▸ **Extract**
Put another way, there are not enough radiative centers near the end of the track and/or you are effectively destroying them. This effect is always present but diminishes at higher energies because the loss (on average) becomes a smaller fraction of the total deposited energy. This is what your plots show as well. Stephen Derenzo has decades of work modelling this but there are still required empirical inputs.
I have been reading through the first paper you linked, and am happy to have done so! I won’t be needing to fit arbitrary functions to non-linearity curves anymore and can use a physics based one instead! Please correct me if I am wrong but it appears to me the first paper had a terminology change, it appears that what Stephen defined as the non-proportionality term is equivalent to the intrinsic energy resolution as defined in other literature.
In the first paper I linked, Valentine defined two intrinsic energy resolutions, the photon and electron intrinsic energy resolution. Perhaps this is the source of confusion?
In the equation for detector energy resolution listed in the 1995 Dorenbos paper I linked, the intrinsic energy resolution term represents the photon intrinsic energy resolution. Hence, I always thought that when folks discussed the intrinsic energy resolution they were talking about the photon intrinsic energy resolution. So maybe I was working with different definitions?
You can break up the intrinsic energy resolution into linear and nonlinear components but it is still tied to electron energy and should have nothing to do with the gamma’s interaction “history”.
This is non standard terminology. Near as I can tell its being used as a means to distinguish the linear portion from the non-linear portion but its still coming from the ionization density at the end of electron tracks.
Do we disagree that the gamma interaction “history” influences the energy distribution of the secondary electrons produced from gamma ray interaction? Quoting the first reference you linked
We are now ready to explore nonproportionality’s
contribution to the resolution of a scintillator. It is recognized
to consist of two independent phenomena relating to: (1)

▸ **Using the information**
1. In the scintillator resolution discussion, which two intrinsic energy resolutions did Valentine define?
2. Continue the scintillator resolution discussion from the point at which it stops.

▸ **Source data**
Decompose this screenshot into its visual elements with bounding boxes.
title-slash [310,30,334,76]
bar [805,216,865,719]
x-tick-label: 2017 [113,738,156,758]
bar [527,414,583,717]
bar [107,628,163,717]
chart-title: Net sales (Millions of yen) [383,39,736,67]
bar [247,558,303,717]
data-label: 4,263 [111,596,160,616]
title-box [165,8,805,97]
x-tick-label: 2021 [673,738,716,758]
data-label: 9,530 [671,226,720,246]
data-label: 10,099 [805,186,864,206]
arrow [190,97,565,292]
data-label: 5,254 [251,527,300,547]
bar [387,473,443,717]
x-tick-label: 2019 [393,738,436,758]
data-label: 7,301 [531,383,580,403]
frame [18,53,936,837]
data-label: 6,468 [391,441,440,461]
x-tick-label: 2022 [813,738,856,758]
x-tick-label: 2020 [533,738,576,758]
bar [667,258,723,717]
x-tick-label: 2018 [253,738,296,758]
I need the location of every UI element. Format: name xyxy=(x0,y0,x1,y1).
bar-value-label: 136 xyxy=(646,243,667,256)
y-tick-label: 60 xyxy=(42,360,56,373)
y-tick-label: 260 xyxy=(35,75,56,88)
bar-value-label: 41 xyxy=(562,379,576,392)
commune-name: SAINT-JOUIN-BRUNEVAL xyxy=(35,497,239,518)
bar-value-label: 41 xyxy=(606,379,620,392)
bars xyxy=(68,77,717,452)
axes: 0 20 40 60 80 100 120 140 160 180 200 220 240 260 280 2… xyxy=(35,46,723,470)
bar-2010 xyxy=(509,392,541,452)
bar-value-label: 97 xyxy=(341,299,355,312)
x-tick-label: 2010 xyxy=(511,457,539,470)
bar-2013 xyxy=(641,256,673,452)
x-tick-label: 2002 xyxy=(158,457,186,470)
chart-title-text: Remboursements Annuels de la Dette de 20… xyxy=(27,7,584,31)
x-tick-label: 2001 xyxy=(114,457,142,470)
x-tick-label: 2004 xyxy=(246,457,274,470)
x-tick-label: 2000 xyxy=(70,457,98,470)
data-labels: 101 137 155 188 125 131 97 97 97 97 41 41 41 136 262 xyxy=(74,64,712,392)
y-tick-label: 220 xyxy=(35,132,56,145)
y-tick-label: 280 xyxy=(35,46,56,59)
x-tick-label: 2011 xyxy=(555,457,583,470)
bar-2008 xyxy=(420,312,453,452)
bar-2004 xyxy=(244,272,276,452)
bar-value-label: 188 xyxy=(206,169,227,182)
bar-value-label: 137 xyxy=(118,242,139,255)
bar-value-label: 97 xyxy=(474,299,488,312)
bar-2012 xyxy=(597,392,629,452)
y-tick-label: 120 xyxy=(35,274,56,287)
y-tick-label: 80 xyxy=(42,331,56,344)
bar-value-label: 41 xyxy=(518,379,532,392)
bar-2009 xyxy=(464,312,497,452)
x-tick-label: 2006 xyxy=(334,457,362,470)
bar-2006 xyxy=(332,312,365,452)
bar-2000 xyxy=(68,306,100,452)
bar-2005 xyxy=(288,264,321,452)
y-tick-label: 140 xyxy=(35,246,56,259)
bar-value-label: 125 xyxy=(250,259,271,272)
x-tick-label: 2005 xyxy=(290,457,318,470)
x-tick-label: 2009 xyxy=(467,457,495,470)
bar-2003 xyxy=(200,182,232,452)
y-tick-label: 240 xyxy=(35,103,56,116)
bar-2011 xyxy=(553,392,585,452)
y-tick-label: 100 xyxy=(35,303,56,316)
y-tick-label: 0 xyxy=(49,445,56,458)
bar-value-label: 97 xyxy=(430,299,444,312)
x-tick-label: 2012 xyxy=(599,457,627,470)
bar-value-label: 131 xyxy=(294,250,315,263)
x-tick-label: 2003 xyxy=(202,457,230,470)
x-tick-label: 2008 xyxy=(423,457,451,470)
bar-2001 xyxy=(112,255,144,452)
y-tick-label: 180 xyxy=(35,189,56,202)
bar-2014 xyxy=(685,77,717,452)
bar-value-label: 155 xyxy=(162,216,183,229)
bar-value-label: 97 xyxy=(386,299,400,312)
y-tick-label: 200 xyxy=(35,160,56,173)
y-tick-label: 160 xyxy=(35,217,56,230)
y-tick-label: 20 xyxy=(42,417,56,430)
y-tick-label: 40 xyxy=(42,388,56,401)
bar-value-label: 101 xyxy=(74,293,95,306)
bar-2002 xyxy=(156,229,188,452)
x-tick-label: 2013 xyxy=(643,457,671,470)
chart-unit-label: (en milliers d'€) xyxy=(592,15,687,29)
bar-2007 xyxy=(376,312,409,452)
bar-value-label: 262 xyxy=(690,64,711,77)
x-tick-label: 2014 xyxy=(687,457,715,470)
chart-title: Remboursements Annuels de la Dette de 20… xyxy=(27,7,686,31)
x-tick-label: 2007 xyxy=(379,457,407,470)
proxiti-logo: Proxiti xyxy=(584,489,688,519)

▸ **Numbered responses**
1. The photon intrinsic energy resolution and the electron intrinsic energy resolution.

2.
variations in the distribution of primary electrons created by
the gamma photon
Here Stephen states that the energy distribution of the secondary electrons impacts the resolution of a scintillator spectrometer. When Stephen says primary electrons I understand that to mean the secondary electrons produced from direct gamma ray interactions, and does not include secondary electrons produced from electrons produced from direct gamma ray interactions. For example delta rays would not be considered primary electrons in this case.
Sure. I guess that definition works but it will cause confusion to name it “photonic” such as @allison. Photonic typically refers to atomic states and gamma to nuclear states. There are thousands or tens of thousands of photonic states being accessed with every incident single gamma ray (from one source nuclear state transition). The number of primary electrons pushes the electrons to “start” further down the curve you have above. And since it is nonlinear, 2 photons will lose more energy than a single photon with the energy of both.
I’ll need to think on x-rays, I think PE absorption is so strong for most materials that the effect is even less pronounced.